* start DATA FOR PROCESSING *

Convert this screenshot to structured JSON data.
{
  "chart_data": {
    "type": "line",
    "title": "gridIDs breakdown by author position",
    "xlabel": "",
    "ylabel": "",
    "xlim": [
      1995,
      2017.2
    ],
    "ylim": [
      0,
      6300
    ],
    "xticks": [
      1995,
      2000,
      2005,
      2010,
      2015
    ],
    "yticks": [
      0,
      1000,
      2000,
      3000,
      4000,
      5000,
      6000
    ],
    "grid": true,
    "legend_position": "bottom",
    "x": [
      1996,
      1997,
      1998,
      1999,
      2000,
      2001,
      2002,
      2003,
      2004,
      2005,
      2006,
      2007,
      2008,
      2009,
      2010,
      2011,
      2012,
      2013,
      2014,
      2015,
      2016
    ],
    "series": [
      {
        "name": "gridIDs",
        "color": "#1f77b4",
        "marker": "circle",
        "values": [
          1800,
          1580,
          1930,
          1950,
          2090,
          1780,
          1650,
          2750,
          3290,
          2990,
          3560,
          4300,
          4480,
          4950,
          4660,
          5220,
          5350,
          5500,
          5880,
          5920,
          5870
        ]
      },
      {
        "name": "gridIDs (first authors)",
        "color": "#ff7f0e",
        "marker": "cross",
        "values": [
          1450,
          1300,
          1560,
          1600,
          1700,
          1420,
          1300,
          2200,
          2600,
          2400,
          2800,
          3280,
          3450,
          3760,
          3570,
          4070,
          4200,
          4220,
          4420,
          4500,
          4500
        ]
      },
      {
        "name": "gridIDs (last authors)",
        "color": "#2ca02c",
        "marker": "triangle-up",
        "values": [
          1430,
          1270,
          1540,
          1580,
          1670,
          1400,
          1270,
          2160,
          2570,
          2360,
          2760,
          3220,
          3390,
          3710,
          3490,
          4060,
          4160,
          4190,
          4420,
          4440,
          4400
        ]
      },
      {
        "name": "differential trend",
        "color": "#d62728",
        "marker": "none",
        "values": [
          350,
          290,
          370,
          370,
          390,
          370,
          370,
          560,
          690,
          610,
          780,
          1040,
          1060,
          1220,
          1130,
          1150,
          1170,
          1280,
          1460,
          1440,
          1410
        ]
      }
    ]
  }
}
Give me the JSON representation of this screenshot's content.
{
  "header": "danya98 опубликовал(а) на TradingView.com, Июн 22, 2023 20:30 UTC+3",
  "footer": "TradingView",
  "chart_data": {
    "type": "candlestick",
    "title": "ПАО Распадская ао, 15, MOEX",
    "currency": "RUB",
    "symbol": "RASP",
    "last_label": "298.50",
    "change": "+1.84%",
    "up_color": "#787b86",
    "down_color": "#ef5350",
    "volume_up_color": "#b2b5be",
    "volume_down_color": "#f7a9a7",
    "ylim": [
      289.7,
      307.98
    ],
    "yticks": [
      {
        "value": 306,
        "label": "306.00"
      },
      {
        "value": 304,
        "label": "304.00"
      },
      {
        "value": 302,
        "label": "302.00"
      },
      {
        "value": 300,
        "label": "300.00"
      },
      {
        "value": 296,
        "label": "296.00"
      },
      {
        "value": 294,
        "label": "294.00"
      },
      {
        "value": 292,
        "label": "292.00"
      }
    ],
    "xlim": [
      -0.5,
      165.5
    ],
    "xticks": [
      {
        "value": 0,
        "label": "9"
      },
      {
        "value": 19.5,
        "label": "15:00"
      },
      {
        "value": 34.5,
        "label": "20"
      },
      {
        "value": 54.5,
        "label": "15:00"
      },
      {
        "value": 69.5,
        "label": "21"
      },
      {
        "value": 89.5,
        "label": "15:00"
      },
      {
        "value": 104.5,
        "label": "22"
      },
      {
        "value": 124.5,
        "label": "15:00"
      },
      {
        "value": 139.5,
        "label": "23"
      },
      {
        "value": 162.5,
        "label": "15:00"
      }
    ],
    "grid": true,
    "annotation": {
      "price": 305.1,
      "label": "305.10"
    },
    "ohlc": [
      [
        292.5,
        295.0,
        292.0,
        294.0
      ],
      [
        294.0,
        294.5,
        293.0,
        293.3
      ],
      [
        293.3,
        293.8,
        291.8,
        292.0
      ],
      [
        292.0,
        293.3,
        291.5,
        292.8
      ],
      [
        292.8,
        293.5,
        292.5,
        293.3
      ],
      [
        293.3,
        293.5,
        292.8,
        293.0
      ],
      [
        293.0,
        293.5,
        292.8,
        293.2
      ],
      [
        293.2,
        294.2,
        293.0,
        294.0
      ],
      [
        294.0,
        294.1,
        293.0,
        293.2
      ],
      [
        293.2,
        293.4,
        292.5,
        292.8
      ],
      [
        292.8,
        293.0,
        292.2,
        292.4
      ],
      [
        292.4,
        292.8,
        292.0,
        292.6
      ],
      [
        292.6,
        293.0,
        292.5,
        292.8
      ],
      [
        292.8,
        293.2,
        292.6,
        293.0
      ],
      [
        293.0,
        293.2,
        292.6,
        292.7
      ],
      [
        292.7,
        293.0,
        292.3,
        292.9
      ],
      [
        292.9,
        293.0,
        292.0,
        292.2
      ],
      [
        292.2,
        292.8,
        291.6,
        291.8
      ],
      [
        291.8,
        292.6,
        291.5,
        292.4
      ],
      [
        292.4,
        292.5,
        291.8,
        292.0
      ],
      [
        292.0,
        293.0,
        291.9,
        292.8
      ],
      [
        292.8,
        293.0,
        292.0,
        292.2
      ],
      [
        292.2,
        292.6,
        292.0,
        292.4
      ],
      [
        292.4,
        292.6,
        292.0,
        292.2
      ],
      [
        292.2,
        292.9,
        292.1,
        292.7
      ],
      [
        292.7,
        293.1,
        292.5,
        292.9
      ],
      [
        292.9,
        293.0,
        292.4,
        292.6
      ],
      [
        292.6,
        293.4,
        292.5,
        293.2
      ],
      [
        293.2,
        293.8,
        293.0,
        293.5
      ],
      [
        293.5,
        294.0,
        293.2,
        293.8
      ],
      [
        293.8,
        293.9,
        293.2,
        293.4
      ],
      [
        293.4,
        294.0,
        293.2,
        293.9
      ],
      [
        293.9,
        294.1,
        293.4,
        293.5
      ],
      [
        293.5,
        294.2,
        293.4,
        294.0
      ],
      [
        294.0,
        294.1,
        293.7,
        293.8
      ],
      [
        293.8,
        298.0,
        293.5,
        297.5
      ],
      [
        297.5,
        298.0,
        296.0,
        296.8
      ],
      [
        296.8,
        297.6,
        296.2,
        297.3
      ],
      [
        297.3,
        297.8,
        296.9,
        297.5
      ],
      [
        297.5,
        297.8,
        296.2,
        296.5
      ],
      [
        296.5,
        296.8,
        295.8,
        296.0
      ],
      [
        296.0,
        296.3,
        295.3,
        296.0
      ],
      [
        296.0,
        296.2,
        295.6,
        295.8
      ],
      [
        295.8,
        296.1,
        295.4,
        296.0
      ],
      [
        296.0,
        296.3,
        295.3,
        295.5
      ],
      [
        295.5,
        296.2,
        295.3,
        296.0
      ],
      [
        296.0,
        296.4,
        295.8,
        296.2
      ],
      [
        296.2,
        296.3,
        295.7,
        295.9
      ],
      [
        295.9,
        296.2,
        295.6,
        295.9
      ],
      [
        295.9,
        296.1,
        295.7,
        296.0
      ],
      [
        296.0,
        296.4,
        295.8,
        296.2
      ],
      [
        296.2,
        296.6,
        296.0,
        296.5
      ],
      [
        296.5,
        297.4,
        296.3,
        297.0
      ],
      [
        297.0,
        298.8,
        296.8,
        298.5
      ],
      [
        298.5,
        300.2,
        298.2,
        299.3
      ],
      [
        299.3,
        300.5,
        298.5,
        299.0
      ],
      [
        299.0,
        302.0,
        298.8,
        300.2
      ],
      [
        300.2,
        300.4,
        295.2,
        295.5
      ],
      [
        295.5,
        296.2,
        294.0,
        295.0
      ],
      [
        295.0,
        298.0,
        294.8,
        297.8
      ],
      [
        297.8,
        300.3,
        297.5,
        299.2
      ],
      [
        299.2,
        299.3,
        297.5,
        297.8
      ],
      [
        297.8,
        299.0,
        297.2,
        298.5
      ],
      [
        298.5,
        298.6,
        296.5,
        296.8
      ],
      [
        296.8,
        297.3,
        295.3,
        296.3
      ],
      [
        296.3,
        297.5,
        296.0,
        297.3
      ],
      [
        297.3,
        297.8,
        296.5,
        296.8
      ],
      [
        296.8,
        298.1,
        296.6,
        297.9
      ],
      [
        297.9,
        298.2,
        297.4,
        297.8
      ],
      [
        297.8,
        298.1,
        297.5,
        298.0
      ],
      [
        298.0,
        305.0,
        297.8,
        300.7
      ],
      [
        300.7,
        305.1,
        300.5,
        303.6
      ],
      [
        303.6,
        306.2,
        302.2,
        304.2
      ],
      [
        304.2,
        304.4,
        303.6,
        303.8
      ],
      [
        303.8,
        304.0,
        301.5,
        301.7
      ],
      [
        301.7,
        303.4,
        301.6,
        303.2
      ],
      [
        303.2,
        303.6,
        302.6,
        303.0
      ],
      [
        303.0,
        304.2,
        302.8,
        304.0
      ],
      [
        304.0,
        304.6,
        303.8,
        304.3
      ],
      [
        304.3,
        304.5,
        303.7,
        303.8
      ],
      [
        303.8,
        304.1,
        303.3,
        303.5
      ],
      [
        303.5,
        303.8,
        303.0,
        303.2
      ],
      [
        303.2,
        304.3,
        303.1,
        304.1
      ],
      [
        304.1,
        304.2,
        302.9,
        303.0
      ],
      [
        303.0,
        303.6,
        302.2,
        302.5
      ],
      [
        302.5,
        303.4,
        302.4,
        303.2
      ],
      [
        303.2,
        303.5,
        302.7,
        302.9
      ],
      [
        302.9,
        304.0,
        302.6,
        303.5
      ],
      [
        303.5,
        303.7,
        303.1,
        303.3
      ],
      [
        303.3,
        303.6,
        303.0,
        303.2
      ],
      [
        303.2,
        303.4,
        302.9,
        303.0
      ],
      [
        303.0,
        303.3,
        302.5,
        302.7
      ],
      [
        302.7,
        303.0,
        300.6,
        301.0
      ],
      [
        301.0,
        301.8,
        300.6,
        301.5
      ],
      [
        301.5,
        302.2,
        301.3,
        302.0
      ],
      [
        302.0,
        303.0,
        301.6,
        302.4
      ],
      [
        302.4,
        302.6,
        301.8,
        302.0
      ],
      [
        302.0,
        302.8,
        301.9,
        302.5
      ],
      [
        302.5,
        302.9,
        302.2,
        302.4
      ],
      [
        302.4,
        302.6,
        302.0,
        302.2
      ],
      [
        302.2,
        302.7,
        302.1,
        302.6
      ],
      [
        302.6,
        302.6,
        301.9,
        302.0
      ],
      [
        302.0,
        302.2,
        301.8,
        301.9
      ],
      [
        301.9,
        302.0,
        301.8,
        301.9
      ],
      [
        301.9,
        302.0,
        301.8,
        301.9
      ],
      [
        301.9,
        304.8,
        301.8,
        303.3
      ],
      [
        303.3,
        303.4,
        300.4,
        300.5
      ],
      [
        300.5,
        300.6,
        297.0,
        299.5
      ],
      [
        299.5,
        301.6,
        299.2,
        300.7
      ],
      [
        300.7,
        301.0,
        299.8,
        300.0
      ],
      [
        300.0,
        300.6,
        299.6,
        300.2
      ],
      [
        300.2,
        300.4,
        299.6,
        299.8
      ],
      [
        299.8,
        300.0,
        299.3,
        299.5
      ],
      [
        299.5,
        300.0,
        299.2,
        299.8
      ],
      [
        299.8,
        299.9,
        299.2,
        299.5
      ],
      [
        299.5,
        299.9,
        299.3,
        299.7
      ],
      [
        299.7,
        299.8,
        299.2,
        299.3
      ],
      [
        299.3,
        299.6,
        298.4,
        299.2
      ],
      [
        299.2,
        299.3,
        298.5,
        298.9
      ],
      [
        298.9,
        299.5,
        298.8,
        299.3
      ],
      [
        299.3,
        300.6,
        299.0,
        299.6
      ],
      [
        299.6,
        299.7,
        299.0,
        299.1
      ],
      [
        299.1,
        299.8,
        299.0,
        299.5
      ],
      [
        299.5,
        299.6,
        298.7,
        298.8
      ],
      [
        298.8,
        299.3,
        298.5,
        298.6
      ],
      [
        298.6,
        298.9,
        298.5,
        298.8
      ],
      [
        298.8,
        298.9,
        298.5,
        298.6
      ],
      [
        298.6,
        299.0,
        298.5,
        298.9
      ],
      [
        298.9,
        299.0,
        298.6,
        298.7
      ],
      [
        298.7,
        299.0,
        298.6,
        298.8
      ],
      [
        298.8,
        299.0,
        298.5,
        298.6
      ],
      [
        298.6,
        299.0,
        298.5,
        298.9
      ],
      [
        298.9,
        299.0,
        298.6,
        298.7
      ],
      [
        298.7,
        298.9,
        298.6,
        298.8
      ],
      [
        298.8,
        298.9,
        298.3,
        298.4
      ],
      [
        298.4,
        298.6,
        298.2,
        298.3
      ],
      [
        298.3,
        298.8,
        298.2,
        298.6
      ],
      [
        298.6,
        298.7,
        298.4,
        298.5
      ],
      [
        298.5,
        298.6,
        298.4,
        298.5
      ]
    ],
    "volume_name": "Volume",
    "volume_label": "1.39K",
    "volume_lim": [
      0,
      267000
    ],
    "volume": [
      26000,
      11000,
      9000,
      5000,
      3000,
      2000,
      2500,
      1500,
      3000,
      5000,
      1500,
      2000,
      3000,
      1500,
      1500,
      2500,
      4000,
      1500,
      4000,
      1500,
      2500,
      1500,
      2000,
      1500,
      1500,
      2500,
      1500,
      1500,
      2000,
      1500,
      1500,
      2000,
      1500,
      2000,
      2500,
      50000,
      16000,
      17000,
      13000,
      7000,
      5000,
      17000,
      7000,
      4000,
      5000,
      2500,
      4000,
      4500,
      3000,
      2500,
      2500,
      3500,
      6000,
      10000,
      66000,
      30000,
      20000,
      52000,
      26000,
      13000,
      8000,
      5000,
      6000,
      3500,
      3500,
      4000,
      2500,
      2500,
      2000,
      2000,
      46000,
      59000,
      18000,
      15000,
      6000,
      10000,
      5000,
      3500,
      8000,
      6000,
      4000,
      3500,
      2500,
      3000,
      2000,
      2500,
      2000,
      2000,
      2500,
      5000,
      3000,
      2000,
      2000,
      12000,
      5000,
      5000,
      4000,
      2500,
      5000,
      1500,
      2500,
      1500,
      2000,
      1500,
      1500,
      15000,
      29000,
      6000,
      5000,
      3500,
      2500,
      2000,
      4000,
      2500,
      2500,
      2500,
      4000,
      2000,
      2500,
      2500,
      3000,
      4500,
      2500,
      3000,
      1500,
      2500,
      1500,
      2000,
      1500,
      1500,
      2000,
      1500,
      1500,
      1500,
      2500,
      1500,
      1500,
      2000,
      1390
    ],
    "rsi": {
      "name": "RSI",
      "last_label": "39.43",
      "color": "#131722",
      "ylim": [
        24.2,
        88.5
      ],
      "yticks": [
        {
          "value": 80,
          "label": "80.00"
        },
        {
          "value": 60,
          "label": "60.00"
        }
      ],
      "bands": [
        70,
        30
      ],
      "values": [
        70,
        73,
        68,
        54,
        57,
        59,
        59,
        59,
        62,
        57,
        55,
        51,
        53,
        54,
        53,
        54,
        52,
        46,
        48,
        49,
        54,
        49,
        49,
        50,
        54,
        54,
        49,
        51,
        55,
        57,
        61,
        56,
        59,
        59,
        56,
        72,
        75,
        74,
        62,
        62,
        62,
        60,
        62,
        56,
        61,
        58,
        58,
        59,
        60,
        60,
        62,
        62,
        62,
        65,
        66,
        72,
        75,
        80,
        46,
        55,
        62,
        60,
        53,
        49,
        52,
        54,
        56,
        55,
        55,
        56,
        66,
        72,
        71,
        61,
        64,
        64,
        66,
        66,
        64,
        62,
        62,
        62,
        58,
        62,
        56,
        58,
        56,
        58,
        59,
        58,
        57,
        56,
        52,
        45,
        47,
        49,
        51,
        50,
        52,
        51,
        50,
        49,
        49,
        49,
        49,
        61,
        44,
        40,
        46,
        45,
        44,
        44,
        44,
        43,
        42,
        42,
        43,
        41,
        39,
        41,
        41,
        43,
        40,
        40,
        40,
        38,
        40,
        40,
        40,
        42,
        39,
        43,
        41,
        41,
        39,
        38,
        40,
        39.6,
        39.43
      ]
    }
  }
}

* end DATA FOR PROCESSING *

Give only the count of lines in which the string "gridIDs" appears.

4